Problem details:
Your job is to retype all of the data word for word, leaving every image out.

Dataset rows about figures
>>>

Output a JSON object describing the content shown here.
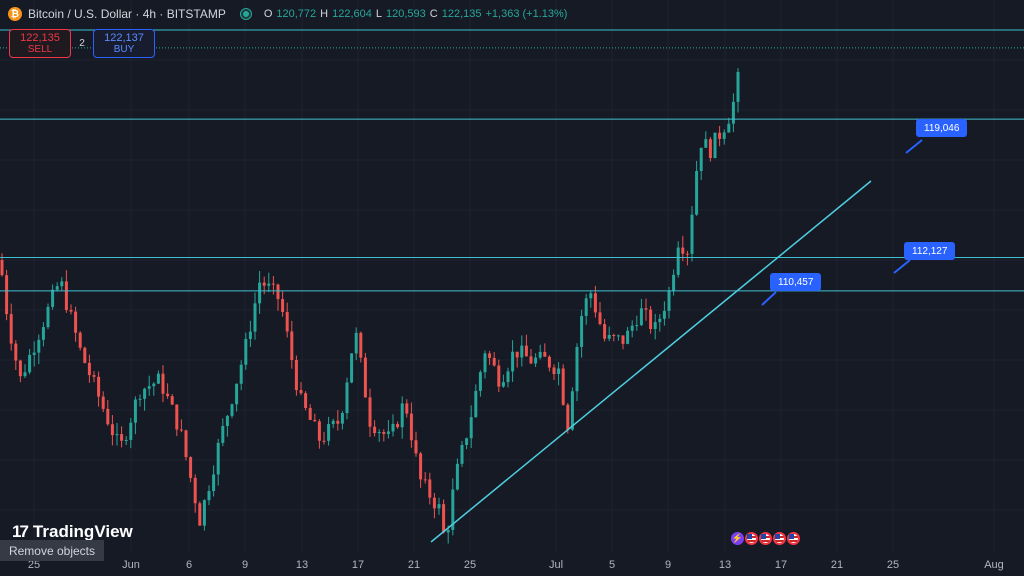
{
  "header": {
    "coin_icon": "bitcoin-icon",
    "title": "Bitcoin / U.S. Dollar · 4h · BITSTAMP",
    "ohlc": {
      "o_label": "O",
      "o": "120,772",
      "h_label": "H",
      "h": "122,604",
      "l_label": "L",
      "l": "120,593",
      "c_label": "C",
      "c": "122,135",
      "change": "+1,363 (+1.13%)"
    }
  },
  "trade": {
    "sell_price": "122,135",
    "sell_label": "SELL",
    "spread": "2",
    "buy_price": "122,137",
    "buy_label": "BUY"
  },
  "drawings": {
    "callouts": [
      "119,046",
      "112,127",
      "110,457"
    ]
  },
  "xaxis": {
    "labels": [
      "25",
      "Jun",
      "6",
      "9",
      "13",
      "17",
      "21",
      "25",
      "Jul",
      "5",
      "9",
      "13",
      "17",
      "21",
      "25",
      "Aug"
    ]
  },
  "branding": {
    "logo_text": "TradingView"
  },
  "remove_objects_label": "Remove objects",
  "events_icons": [
    "lightning-icon",
    "us-flag-icon",
    "us-flag-icon",
    "us-flag-icon",
    "us-flag-icon"
  ],
  "colors": {
    "background": "#161a25",
    "up": "#26a69a",
    "down": "#ef5350",
    "horizontal_lines": "#3fc0cf",
    "trendline": "#4ecfe0",
    "callout": "#2962ff"
  },
  "chart_data": {
    "type": "candlestick",
    "symbol": "BTCUSD",
    "timeframe": "4h",
    "exchange": "BITSTAMP",
    "price_range": [
      97000,
      125000
    ],
    "horizontal_levels": [
      123500,
      122604,
      119046,
      112127,
      110457
    ],
    "trendline": [
      [
        0.0,
        97500
      ],
      [
        1.0,
        116500
      ]
    ],
    "price_path": [
      [
        0,
        112000
      ],
      [
        8,
        109000
      ],
      [
        20,
        106000
      ],
      [
        40,
        108500
      ],
      [
        60,
        111000
      ],
      [
        80,
        107500
      ],
      [
        100,
        105000
      ],
      [
        120,
        102500
      ],
      [
        140,
        105500
      ],
      [
        160,
        106000
      ],
      [
        180,
        103500
      ],
      [
        200,
        99000
      ],
      [
        220,
        103000
      ],
      [
        245,
        107500
      ],
      [
        260,
        111000
      ],
      [
        280,
        110000
      ],
      [
        300,
        105000
      ],
      [
        320,
        103000
      ],
      [
        340,
        104000
      ],
      [
        355,
        108500
      ],
      [
        370,
        104000
      ],
      [
        390,
        103000
      ],
      [
        405,
        105000
      ],
      [
        420,
        101000
      ],
      [
        440,
        99500
      ],
      [
        445,
        97800
      ],
      [
        455,
        101000
      ],
      [
        470,
        104000
      ],
      [
        485,
        107500
      ],
      [
        500,
        106000
      ],
      [
        515,
        107500
      ],
      [
        530,
        107000
      ],
      [
        545,
        107000
      ],
      [
        560,
        106500
      ],
      [
        567,
        103500
      ],
      [
        580,
        109000
      ],
      [
        590,
        110500
      ],
      [
        605,
        108000
      ],
      [
        625,
        108000
      ],
      [
        640,
        109500
      ],
      [
        655,
        108500
      ],
      [
        670,
        110500
      ],
      [
        678,
        113000
      ],
      [
        688,
        112500
      ],
      [
        693,
        115000
      ],
      [
        700,
        118000
      ],
      [
        710,
        117500
      ],
      [
        722,
        118500
      ],
      [
        732,
        119500
      ],
      [
        738,
        121000
      ],
      [
        742,
        122600
      ]
    ]
  }
}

<<<

Written answer:
Output a JSON object describing the content shown here.
{
  "header": {
    "coin_icon": "bitcoin-icon",
    "title": "Bitcoin / U.S. Dollar · 4h · BITSTAMP",
    "ohlc": {
      "o_label": "O",
      "o": "120,772",
      "h_label": "H",
      "h": "122,604",
      "l_label": "L",
      "l": "120,593",
      "c_label": "C",
      "c": "122,135",
      "change": "+1,363 (+1.13%)"
    }
  },
  "trade": {
    "sell_price": "122,135",
    "sell_label": "SELL",
    "spread": "2",
    "buy_price": "122,137",
    "buy_label": "BUY"
  },
  "drawings": {
    "callouts": [
      "119,046",
      "112,127",
      "110,457"
    ]
  },
  "xaxis": {
    "labels": [
      "25",
      "Jun",
      "6",
      "9",
      "13",
      "17",
      "21",
      "25",
      "Jul",
      "5",
      "9",
      "13",
      "17",
      "21",
      "25",
      "Aug"
    ]
  },
  "branding": {
    "logo_text": "TradingView"
  },
  "remove_objects_label": "Remove objects",
  "events_icons": [
    "lightning-icon",
    "us-flag-icon",
    "us-flag-icon",
    "us-flag-icon",
    "us-flag-icon"
  ],
  "colors": {
    "background": "#161a25",
    "up": "#26a69a",
    "down": "#ef5350",
    "horizontal_lines": "#3fc0cf",
    "trendline": "#4ecfe0",
    "callout": "#2962ff"
  },
  "chart_data": {
    "type": "candlestick",
    "symbol": "BTCUSD",
    "timeframe": "4h",
    "exchange": "BITSTAMP",
    "price_range": [
      97000,
      125000
    ],
    "horizontal_levels": [
      123500,
      122604,
      119046,
      112127,
      110457
    ],
    "trendline": [
      [
        0.0,
        97500
      ],
      [
        1.0,
        116500
      ]
    ],
    "price_path": [
      [
        0,
        112000
      ],
      [
        8,
        109000
      ],
      [
        20,
        106000
      ],
      [
        40,
        108500
      ],
      [
        60,
        111000
      ],
      [
        80,
        107500
      ],
      [
        100,
        105000
      ],
      [
        120,
        102500
      ],
      [
        140,
        105500
      ],
      [
        160,
        106000
      ],
      [
        180,
        103500
      ],
      [
        200,
        99000
      ],
      [
        220,
        103000
      ],
      [
        245,
        107500
      ],
      [
        260,
        111000
      ],
      [
        280,
        110000
      ],
      [
        300,
        105000
      ],
      [
        320,
        103000
      ],
      [
        340,
        104000
      ],
      [
        355,
        108500
      ],
      [
        370,
        104000
      ],
      [
        390,
        103000
      ],
      [
        405,
        105000
      ],
      [
        420,
        101000
      ],
      [
        440,
        99500
      ],
      [
        445,
        97800
      ],
      [
        455,
        101000
      ],
      [
        470,
        104000
      ],
      [
        485,
        107500
      ],
      [
        500,
        106000
      ],
      [
        515,
        107500
      ],
      [
        530,
        107000
      ],
      [
        545,
        107000
      ],
      [
        560,
        106500
      ],
      [
        567,
        103500
      ],
      [
        580,
        109000
      ],
      [
        590,
        110500
      ],
      [
        605,
        108000
      ],
      [
        625,
        108000
      ],
      [
        640,
        109500
      ],
      [
        655,
        108500
      ],
      [
        670,
        110500
      ],
      [
        678,
        113000
      ],
      [
        688,
        112500
      ],
      [
        693,
        115000
      ],
      [
        700,
        118000
      ],
      [
        710,
        117500
      ],
      [
        722,
        118500
      ],
      [
        732,
        119500
      ],
      [
        738,
        121000
      ],
      [
        742,
        122600
      ]
    ]
  }
}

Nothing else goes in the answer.